--- Start of EXERCISE MATERIAL ---

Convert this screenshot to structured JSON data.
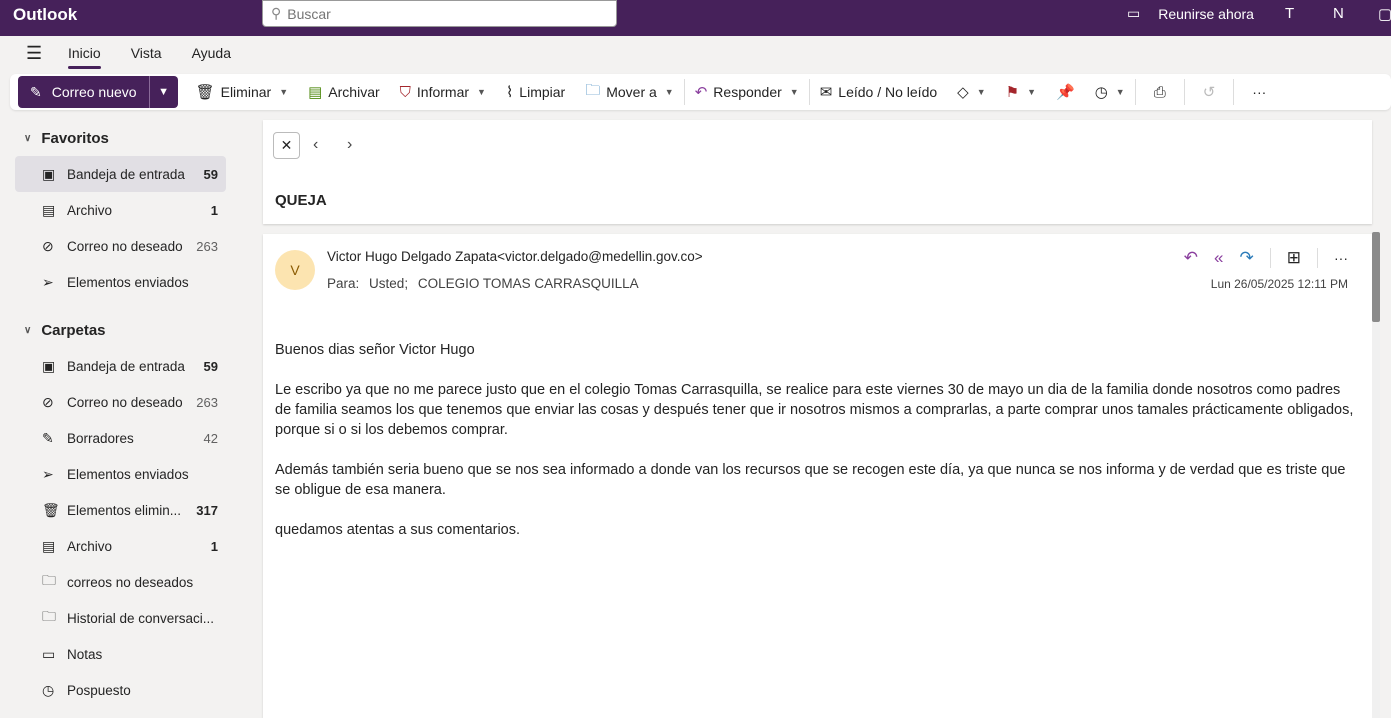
{
  "app": {
    "title": "Outlook",
    "search_placeholder": "Buscar",
    "meet_now": "Reunirse ahora"
  },
  "tabs": [
    {
      "label": "Inicio",
      "active": true
    },
    {
      "label": "Vista"
    },
    {
      "label": "Ayuda"
    }
  ],
  "toolbar": {
    "new_mail": "Correo nuevo",
    "delete": "Eliminar",
    "archive": "Archivar",
    "report": "Informar",
    "sweep": "Limpiar",
    "move": "Mover a",
    "reply": "Responder",
    "read_unread": "Leído / No leído",
    "more": "···"
  },
  "nav": {
    "favorites_label": "Favoritos",
    "favorites": [
      {
        "label": "Bandeja de entrada",
        "count": "59",
        "icon": "inbox-icon",
        "selected": true
      },
      {
        "label": "Archivo",
        "count": "1",
        "icon": "archive-icon"
      },
      {
        "label": "Correo no deseado",
        "count": "263",
        "icon": "junk-icon",
        "light": true
      },
      {
        "label": "Elementos enviados",
        "count": "",
        "icon": "send-icon"
      }
    ],
    "folders_label": "Carpetas",
    "folders": [
      {
        "label": "Bandeja de entrada",
        "count": "59",
        "icon": "inbox-icon"
      },
      {
        "label": "Correo no deseado",
        "count": "263",
        "icon": "junk-icon",
        "light": true
      },
      {
        "label": "Borradores",
        "count": "42",
        "icon": "draft-icon",
        "light": true
      },
      {
        "label": "Elementos enviados",
        "count": "",
        "icon": "send-icon"
      },
      {
        "label": "Elementos elimin...",
        "count": "317",
        "icon": "trash-icon"
      },
      {
        "label": "Archivo",
        "count": "1",
        "icon": "archive-icon"
      },
      {
        "label": "correos no deseados",
        "count": "",
        "icon": "folder-icon"
      },
      {
        "label": "Historial de conversaci...",
        "count": "",
        "icon": "folder-icon"
      },
      {
        "label": "Notas",
        "count": "",
        "icon": "note-icon"
      },
      {
        "label": "Pospuesto",
        "count": "",
        "icon": "clock-icon"
      }
    ]
  },
  "message": {
    "subject": "QUEJA",
    "avatar_initial": "V",
    "from": "Victor Hugo Delgado Zapata<victor.delgado@medellin.gov.co>",
    "to_label": "Para:",
    "to": [
      "Usted;",
      "COLEGIO TOMAS CARRASQUILLA"
    ],
    "date": "Lun 26/05/2025 12:11 PM",
    "more": "···",
    "body": [
      "Buenos dias señor Victor Hugo",
      "Le escribo ya que no me parece justo que en el colegio Tomas Carrasquilla, se realice para este viernes 30 de mayo un dia de la familia donde nosotros como padres de familia seamos los que tenemos que enviar las cosas y después tener que ir nosotros mismos a comprarlas, a parte comprar unos tamales prácticamente obligados, porque si o si los debemos comprar.",
      "Además también seria bueno que se nos sea informado a donde van los recursos que se recogen este día,  ya que nunca se nos informa y de verdad que es triste que se obligue de esa manera.",
      "quedamos atentas a sus comentarios."
    ]
  },
  "colors": {
    "brand": "#46215a",
    "accent_reply": "#8a3f9e",
    "accent_forward": "#2b7bb9"
  }
}
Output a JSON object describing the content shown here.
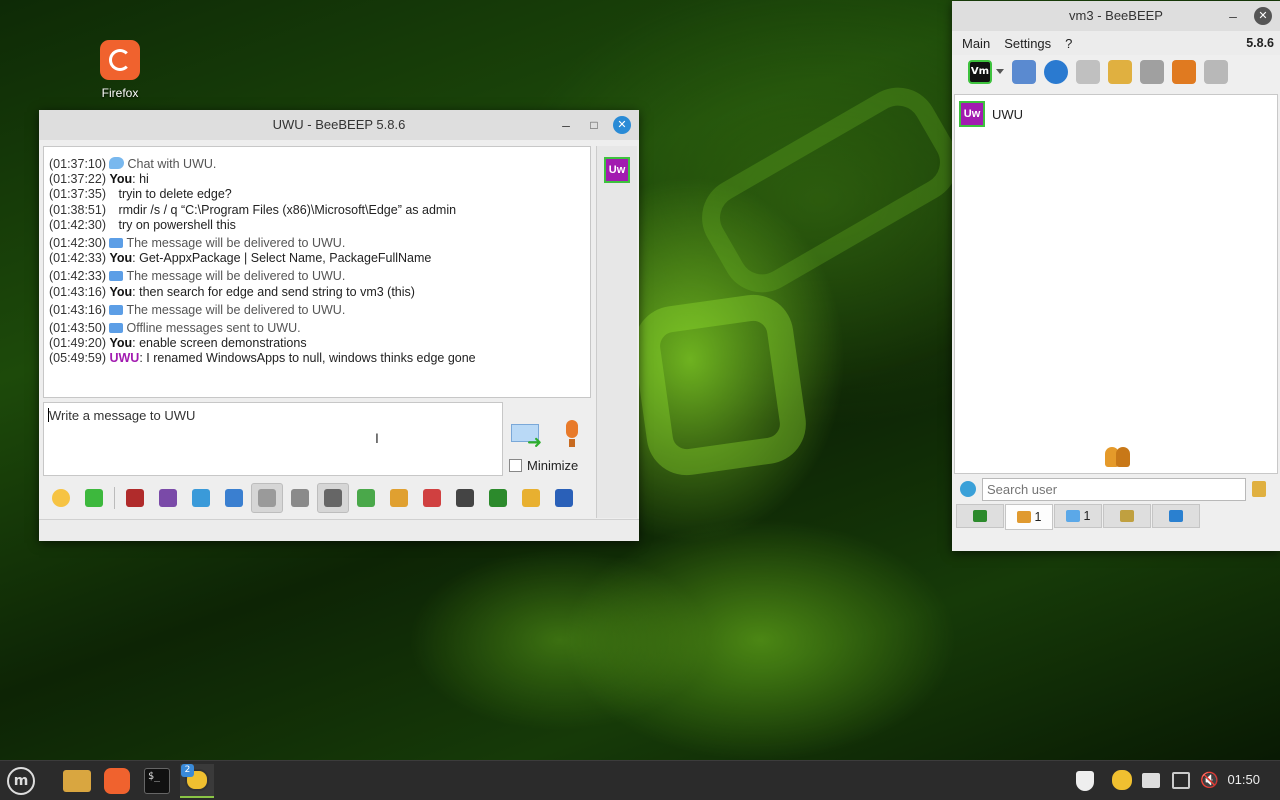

--- End of EXERCISE MATERIAL ---

WHAT YOU SHOULD DO: Could you reproduce every record above exactly, leaving out the pictures?

COMPLETE RESPONSE:
Convert this screenshot to structured JSON data.
{
  "app": {
    "title": "Outlook",
    "search_placeholder": "Buscar",
    "meet_now": "Reunirse ahora"
  },
  "tabs": [
    {
      "label": "Inicio",
      "active": true
    },
    {
      "label": "Vista"
    },
    {
      "label": "Ayuda"
    }
  ],
  "toolbar": {
    "new_mail": "Correo nuevo",
    "delete": "Eliminar",
    "archive": "Archivar",
    "report": "Informar",
    "sweep": "Limpiar",
    "move": "Mover a",
    "reply": "Responder",
    "read_unread": "Leído / No leído",
    "more": "···"
  },
  "nav": {
    "favorites_label": "Favoritos",
    "favorites": [
      {
        "label": "Bandeja de entrada",
        "count": "59",
        "icon": "inbox-icon",
        "selected": true
      },
      {
        "label": "Archivo",
        "count": "1",
        "icon": "archive-icon"
      },
      {
        "label": "Correo no deseado",
        "count": "263",
        "icon": "junk-icon",
        "light": true
      },
      {
        "label": "Elementos enviados",
        "count": "",
        "icon": "send-icon"
      }
    ],
    "folders_label": "Carpetas",
    "folders": [
      {
        "label": "Bandeja de entrada",
        "count": "59",
        "icon": "inbox-icon"
      },
      {
        "label": "Correo no deseado",
        "count": "263",
        "icon": "junk-icon",
        "light": true
      },
      {
        "label": "Borradores",
        "count": "42",
        "icon": "draft-icon",
        "light": true
      },
      {
        "label": "Elementos enviados",
        "count": "",
        "icon": "send-icon"
      },
      {
        "label": "Elementos elimin...",
        "count": "317",
        "icon": "trash-icon"
      },
      {
        "label": "Archivo",
        "count": "1",
        "icon": "archive-icon"
      },
      {
        "label": "correos no deseados",
        "count": "",
        "icon": "folder-icon"
      },
      {
        "label": "Historial de conversaci...",
        "count": "",
        "icon": "folder-icon"
      },
      {
        "label": "Notas",
        "count": "",
        "icon": "note-icon"
      },
      {
        "label": "Pospuesto",
        "count": "",
        "icon": "clock-icon"
      }
    ]
  },
  "message": {
    "subject": "QUEJA",
    "avatar_initial": "V",
    "from": "Victor Hugo Delgado Zapata<victor.delgado@medellin.gov.co>",
    "to_label": "Para:",
    "to": [
      "Usted;",
      "COLEGIO TOMAS CARRASQUILLA"
    ],
    "date": "Lun 26/05/2025 12:11 PM",
    "more": "···",
    "body": [
      "Buenos dias señor Victor Hugo",
      "Le escribo ya que no me parece justo que en el colegio Tomas Carrasquilla, se realice para este viernes 30 de mayo un dia de la familia donde nosotros como padres de familia seamos los que tenemos que enviar las cosas y después tener que ir nosotros mismos a comprarlas, a parte comprar unos tamales prácticamente obligados, porque si o si los debemos comprar.",
      "Además también seria bueno que se nos sea informado a donde van los recursos que se recogen este día,  ya que nunca se nos informa y de verdad que es triste que se obligue de esa manera.",
      "quedamos atentas a sus comentarios."
    ]
  },
  "colors": {
    "brand": "#46215a",
    "accent_reply": "#8a3f9e",
    "accent_forward": "#2b7bb9"
  }
}
Output a JSON object describing the content shown here.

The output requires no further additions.